The problem: Lines containing the word "series" need to be counted. Please reply with how many there are, and nothing else.

Given data:
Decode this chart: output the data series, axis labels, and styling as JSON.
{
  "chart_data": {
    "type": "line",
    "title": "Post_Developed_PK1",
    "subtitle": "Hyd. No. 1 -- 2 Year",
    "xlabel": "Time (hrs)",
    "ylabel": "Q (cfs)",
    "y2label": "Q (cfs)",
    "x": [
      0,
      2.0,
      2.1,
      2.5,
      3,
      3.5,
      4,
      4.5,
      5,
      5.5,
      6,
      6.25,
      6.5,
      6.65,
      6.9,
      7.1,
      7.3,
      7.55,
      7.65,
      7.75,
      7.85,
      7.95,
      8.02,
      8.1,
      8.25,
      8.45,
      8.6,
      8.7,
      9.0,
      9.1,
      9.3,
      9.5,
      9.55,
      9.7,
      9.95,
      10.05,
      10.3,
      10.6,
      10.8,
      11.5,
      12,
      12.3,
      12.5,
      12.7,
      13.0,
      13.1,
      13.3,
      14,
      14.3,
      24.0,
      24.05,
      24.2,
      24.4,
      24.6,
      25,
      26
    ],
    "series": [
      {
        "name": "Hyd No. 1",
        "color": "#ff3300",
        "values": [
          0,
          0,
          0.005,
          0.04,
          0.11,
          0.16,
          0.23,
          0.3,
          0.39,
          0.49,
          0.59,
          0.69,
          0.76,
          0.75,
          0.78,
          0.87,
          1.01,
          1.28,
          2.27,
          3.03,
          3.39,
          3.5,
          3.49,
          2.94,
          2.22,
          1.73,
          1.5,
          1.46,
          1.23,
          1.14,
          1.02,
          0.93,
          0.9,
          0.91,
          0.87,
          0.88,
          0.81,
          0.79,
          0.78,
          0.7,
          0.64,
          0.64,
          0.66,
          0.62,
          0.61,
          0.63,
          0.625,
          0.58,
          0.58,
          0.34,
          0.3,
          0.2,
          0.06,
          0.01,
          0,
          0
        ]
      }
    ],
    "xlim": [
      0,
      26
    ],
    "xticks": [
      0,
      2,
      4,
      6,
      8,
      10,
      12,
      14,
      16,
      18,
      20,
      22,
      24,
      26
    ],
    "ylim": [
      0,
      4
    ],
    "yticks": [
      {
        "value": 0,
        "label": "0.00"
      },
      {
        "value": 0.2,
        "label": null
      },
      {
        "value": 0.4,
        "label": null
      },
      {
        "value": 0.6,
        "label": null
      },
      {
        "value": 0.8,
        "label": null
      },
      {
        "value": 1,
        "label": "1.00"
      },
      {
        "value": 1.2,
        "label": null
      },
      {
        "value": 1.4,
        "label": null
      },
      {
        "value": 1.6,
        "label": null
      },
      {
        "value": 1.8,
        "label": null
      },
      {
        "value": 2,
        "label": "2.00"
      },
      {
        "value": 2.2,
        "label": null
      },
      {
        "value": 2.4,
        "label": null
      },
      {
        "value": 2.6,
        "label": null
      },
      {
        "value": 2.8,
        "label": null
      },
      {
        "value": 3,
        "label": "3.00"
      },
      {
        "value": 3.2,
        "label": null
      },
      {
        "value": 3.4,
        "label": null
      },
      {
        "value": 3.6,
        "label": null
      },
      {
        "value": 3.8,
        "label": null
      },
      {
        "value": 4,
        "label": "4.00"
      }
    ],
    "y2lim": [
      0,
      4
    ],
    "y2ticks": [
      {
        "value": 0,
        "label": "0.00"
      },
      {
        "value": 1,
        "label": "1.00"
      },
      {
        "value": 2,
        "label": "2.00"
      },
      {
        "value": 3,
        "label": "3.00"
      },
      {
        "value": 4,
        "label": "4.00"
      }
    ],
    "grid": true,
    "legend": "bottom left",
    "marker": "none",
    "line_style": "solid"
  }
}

Answer to this exercise: 2